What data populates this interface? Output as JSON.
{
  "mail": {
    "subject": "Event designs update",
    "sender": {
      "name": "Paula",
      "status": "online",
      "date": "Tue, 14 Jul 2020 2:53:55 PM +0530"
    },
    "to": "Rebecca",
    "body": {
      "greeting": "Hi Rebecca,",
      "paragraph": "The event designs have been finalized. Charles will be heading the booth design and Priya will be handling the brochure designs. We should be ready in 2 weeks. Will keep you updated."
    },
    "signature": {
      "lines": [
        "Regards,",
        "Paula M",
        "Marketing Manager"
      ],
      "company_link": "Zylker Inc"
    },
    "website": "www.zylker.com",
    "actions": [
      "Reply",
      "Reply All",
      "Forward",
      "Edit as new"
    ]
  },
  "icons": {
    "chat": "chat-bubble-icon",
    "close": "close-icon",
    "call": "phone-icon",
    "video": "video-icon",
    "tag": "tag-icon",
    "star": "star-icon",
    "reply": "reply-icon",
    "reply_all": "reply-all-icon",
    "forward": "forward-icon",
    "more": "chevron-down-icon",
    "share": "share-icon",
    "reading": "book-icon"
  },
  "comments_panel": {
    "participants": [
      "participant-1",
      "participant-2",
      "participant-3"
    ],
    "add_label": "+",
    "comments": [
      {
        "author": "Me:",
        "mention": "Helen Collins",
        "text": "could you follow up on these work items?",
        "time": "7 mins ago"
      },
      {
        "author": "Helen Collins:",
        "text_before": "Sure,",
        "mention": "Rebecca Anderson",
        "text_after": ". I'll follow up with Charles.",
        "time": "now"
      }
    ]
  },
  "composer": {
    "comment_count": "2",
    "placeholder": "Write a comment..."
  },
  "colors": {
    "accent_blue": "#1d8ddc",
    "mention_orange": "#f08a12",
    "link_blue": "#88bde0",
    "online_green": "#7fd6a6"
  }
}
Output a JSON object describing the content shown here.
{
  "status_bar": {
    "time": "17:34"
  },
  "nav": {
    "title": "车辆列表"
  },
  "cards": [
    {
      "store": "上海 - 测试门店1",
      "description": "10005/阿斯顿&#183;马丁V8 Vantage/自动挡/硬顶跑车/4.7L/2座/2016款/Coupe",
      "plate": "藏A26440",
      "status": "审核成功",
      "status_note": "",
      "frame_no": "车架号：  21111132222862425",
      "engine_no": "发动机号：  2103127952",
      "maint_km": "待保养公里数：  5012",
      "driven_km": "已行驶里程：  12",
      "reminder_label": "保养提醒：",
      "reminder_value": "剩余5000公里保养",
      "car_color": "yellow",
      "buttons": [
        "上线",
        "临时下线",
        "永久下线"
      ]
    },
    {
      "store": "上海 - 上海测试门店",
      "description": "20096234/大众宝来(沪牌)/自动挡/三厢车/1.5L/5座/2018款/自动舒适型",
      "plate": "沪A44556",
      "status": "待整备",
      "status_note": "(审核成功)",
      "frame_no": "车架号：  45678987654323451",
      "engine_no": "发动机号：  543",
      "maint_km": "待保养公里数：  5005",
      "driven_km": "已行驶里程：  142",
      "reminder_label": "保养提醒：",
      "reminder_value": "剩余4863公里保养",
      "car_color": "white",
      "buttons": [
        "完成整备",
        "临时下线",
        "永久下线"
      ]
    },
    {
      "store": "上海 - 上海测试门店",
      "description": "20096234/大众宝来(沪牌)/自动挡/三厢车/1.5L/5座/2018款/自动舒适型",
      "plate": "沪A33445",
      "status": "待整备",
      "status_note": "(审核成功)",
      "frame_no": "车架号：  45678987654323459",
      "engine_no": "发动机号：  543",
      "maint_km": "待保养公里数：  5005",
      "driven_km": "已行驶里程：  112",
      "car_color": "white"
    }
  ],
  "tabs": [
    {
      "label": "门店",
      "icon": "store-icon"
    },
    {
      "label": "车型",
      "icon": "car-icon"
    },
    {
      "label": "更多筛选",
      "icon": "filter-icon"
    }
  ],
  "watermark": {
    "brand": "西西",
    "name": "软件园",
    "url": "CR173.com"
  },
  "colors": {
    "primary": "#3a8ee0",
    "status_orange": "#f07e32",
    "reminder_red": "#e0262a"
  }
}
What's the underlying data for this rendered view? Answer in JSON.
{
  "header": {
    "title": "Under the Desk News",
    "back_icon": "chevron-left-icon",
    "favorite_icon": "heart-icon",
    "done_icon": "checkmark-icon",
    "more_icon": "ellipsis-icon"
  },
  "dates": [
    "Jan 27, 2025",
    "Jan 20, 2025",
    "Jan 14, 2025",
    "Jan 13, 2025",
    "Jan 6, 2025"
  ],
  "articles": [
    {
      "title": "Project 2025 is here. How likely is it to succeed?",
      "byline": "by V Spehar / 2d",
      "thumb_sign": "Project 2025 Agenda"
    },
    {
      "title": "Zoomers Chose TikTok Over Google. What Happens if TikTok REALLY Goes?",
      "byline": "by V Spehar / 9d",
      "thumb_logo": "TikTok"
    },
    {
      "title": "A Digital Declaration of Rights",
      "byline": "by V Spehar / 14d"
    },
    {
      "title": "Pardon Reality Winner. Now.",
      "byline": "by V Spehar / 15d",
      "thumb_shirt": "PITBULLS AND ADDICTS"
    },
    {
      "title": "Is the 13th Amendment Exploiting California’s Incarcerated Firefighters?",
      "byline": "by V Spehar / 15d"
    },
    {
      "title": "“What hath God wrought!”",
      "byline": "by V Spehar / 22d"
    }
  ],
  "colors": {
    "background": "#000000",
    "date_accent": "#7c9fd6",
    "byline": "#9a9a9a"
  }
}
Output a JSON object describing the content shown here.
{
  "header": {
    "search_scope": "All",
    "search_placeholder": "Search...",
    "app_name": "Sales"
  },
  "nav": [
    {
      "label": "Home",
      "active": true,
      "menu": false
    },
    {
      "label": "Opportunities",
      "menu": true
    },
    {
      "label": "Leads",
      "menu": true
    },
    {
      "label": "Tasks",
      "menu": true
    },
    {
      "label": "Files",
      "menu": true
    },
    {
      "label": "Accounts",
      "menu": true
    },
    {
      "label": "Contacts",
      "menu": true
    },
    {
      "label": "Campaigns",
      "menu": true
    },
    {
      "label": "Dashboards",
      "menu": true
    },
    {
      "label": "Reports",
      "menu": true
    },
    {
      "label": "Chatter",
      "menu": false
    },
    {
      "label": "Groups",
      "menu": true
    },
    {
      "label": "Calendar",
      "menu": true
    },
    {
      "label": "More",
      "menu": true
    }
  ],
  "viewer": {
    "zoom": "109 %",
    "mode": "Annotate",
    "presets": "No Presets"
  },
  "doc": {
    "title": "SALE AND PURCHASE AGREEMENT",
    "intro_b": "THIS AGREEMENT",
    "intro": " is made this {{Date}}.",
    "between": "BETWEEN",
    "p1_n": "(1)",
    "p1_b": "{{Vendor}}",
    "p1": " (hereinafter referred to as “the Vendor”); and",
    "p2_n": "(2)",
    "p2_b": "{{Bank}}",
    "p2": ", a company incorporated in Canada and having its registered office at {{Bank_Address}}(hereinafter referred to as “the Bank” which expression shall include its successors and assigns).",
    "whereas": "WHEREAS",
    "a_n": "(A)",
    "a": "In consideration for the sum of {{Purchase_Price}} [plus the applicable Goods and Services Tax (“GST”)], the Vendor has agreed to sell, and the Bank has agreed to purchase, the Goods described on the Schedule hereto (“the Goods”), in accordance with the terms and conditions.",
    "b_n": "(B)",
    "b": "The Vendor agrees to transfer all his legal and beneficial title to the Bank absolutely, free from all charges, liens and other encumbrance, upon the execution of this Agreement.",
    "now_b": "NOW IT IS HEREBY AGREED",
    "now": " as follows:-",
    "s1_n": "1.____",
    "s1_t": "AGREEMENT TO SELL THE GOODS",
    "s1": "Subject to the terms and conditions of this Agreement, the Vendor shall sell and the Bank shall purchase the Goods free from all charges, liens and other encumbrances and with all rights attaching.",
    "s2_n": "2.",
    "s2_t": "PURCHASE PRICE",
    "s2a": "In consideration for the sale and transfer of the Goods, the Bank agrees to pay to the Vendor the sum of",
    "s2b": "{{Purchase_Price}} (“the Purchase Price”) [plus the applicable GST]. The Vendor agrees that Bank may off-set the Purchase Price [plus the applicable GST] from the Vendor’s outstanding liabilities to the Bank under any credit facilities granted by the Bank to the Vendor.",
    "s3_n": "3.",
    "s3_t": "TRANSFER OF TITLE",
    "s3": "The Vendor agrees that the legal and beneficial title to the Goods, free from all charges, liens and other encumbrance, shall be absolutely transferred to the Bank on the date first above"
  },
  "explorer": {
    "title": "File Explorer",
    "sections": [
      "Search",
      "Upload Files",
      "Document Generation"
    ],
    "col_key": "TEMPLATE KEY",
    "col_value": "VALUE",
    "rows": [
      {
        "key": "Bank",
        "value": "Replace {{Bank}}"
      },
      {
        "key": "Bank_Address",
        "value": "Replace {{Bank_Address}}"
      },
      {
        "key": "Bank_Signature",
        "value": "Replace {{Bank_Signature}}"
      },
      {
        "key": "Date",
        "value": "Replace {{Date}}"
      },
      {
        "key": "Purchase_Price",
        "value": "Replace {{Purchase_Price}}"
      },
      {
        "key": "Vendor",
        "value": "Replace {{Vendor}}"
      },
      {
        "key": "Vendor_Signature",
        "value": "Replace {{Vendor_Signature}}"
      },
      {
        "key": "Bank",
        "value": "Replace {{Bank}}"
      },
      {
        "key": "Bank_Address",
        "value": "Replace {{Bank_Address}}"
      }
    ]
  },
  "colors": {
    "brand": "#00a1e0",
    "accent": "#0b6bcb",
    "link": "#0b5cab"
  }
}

- [DIRECTIVE] Among the lines of the records above, count those holding the string "consideration", and report only the number.

- [RESPONSE FOR THIS EXERCISE] 2